— EXERCISE TASK —
Copy every line in which the string "JSON" occurs.

— INPUT RECORDS —
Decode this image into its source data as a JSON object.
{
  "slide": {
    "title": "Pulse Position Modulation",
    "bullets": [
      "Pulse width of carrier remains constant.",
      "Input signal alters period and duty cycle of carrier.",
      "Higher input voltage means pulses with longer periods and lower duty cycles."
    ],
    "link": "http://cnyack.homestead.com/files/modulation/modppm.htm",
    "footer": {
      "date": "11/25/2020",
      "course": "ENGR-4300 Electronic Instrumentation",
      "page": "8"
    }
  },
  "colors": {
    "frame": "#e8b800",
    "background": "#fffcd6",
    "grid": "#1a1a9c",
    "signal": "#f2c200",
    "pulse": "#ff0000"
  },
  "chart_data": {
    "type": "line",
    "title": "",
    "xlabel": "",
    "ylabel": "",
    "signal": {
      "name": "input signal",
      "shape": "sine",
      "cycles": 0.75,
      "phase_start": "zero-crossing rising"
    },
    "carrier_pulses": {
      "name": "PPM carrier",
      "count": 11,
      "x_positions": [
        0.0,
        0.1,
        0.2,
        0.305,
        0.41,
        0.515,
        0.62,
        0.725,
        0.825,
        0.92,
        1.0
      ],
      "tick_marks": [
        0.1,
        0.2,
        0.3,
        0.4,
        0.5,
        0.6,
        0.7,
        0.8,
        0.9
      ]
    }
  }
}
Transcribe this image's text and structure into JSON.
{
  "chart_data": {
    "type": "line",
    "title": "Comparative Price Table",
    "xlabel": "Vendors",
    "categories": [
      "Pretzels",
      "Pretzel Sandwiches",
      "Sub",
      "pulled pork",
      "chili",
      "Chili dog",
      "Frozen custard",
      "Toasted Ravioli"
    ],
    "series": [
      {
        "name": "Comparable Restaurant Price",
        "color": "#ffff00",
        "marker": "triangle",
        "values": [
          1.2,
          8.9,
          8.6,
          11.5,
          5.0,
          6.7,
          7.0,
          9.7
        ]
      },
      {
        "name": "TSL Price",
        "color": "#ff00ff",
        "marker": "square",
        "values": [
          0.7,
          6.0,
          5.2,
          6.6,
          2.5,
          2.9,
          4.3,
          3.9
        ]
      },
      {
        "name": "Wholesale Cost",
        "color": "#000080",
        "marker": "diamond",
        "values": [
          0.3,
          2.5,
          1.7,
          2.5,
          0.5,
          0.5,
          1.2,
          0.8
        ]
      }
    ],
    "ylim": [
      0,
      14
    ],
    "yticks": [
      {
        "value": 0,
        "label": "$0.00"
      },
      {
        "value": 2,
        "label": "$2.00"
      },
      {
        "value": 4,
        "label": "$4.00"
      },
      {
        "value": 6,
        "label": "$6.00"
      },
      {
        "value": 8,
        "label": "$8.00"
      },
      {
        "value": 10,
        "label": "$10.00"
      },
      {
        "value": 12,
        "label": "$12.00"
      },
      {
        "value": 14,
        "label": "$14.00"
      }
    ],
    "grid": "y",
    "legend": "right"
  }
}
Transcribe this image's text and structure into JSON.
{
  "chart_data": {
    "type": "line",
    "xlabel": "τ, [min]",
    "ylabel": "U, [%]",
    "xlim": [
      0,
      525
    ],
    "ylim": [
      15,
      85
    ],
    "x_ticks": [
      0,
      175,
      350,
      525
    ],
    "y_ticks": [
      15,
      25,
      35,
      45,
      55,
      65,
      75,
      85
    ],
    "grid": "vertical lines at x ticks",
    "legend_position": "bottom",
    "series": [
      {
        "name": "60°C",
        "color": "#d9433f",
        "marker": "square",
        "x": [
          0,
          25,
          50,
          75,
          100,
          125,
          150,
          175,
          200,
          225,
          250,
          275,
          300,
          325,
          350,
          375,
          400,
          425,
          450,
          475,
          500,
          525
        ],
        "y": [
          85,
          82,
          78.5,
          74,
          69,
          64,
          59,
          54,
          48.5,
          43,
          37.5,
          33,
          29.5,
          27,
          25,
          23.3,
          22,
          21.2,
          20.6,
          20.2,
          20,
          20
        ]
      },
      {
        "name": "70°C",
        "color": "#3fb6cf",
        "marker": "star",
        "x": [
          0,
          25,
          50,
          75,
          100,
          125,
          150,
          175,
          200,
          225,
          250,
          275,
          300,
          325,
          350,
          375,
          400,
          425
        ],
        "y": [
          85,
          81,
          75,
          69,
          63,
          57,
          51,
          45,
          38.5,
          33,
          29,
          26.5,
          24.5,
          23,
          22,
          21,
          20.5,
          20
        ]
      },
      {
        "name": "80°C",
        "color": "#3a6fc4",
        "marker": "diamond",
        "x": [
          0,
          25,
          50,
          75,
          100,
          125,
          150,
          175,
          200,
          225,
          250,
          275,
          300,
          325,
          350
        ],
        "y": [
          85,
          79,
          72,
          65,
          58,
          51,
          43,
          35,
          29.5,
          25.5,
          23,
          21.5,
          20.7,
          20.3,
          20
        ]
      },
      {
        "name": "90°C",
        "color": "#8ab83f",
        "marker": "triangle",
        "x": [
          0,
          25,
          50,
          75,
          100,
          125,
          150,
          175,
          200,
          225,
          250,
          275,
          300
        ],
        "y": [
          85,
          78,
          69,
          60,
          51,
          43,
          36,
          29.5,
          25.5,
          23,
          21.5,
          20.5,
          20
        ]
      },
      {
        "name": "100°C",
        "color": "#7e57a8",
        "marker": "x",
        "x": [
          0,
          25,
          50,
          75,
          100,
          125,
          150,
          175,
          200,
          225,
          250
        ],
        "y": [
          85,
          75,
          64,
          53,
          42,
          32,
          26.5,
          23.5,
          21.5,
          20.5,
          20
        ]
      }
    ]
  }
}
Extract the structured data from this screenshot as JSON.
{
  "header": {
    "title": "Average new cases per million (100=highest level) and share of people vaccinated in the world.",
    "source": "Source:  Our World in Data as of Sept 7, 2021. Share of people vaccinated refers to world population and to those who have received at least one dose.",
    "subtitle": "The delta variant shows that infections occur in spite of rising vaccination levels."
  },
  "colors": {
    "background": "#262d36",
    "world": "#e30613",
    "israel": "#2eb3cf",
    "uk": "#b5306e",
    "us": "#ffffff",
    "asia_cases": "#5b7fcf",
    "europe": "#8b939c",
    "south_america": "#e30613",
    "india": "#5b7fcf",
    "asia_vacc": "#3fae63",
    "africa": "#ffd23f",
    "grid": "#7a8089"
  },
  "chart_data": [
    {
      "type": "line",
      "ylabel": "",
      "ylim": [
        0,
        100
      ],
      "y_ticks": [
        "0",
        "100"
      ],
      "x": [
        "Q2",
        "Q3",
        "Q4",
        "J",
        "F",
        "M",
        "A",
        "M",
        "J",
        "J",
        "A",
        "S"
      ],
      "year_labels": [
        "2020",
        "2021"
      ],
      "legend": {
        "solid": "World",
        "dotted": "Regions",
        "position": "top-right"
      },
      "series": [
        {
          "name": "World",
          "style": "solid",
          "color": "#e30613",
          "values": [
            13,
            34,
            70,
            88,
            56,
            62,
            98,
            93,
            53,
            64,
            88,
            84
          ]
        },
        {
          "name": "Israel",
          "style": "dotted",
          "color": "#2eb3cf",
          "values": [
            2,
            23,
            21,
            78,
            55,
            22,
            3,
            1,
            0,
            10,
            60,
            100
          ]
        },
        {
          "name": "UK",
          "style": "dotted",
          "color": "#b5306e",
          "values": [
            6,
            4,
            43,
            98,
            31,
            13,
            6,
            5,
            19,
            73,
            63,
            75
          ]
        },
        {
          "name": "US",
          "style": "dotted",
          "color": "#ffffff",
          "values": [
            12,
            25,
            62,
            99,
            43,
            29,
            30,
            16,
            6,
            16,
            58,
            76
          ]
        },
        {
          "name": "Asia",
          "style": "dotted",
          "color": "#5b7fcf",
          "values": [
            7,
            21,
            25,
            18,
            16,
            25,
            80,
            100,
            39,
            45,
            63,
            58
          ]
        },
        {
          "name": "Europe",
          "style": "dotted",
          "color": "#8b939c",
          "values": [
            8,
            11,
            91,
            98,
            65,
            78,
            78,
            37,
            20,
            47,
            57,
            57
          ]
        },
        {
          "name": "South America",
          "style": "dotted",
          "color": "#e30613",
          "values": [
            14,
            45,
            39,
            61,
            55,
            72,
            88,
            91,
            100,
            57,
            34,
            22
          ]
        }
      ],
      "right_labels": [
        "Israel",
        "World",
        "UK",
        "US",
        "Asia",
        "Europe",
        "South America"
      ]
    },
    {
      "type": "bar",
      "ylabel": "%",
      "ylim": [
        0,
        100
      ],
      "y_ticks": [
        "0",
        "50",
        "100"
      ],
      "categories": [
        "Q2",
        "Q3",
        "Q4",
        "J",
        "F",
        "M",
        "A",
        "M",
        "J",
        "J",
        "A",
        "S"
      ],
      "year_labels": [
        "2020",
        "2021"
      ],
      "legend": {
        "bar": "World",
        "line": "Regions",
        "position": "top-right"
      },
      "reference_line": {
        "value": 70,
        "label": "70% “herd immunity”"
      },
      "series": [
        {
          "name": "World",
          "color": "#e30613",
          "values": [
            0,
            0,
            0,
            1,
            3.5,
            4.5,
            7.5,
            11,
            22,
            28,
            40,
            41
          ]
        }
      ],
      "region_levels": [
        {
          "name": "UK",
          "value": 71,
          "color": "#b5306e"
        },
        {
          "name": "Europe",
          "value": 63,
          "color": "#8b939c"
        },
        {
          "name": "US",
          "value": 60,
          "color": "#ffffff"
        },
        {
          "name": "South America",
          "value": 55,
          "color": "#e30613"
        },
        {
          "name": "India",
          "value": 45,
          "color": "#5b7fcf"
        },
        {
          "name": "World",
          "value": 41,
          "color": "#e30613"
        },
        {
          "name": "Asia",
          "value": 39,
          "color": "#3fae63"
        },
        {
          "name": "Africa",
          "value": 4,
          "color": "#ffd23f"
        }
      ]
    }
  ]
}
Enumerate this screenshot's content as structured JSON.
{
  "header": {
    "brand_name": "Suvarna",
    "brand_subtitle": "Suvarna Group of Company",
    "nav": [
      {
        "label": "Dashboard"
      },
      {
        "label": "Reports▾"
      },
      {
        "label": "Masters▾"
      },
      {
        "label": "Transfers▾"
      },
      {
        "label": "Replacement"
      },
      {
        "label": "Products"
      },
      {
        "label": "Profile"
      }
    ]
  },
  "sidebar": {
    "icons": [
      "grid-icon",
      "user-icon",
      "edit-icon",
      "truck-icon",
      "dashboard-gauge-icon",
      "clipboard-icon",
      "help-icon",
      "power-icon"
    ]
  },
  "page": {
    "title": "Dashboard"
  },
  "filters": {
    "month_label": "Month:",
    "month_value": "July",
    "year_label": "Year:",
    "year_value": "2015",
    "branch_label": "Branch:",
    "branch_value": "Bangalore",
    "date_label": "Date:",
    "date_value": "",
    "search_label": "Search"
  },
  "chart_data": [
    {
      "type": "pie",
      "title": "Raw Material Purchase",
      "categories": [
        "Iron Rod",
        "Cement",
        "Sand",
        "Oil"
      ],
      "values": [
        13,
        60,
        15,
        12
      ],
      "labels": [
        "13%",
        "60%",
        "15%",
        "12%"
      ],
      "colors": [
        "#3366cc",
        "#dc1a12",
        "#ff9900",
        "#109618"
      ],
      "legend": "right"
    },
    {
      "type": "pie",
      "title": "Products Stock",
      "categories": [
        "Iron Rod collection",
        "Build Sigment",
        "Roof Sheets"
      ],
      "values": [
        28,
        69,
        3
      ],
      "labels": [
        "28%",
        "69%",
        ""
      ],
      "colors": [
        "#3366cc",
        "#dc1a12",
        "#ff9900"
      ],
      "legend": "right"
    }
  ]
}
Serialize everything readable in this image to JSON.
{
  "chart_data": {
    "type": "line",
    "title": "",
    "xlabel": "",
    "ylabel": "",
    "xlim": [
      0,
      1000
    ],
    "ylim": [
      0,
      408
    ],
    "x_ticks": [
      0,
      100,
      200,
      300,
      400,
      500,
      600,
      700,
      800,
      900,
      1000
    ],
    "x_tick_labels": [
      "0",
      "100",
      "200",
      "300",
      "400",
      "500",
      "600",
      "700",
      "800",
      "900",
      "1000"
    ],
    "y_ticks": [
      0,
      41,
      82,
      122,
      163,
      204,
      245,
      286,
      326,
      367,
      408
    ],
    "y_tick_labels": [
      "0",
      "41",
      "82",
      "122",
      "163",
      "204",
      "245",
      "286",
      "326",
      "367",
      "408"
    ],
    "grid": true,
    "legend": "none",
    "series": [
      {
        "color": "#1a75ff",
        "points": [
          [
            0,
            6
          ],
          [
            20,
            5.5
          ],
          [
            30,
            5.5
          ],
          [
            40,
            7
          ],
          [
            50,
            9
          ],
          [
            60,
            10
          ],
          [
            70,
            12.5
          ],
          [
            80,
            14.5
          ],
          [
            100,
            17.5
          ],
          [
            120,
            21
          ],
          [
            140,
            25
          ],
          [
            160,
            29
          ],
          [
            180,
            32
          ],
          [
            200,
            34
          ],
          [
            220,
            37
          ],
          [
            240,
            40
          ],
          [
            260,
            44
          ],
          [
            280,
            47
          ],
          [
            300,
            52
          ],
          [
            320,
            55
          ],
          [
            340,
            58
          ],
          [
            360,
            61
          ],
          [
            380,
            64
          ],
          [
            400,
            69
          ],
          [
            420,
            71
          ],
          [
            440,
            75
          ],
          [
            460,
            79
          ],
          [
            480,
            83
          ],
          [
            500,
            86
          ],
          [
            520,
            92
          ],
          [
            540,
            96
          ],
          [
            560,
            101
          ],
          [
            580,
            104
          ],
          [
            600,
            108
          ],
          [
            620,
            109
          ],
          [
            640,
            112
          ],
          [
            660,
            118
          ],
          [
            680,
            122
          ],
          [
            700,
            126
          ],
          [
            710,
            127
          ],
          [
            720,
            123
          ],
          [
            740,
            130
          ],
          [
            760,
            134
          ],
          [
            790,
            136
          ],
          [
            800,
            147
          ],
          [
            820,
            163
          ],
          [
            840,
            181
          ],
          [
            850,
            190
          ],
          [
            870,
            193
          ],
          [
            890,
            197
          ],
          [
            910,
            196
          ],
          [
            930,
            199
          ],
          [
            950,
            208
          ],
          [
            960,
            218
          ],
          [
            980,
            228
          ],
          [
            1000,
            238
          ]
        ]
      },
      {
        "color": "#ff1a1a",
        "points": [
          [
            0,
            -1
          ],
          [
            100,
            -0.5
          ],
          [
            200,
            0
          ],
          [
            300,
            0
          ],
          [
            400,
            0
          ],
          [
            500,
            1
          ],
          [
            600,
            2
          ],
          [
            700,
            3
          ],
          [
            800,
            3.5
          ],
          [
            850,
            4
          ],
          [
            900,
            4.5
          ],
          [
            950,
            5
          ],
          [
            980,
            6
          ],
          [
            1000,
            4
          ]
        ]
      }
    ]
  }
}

— COMPLETE OUTPUT —
Decode this image into its source data as a JSON object.
Transcribe this image's text and structure into JSON.
Transcribe this image's text and structure into JSON.
Extract the structured data from this screenshot as JSON.
Enumerate this screenshot's content as structured JSON.
Serialize everything readable in this image to JSON.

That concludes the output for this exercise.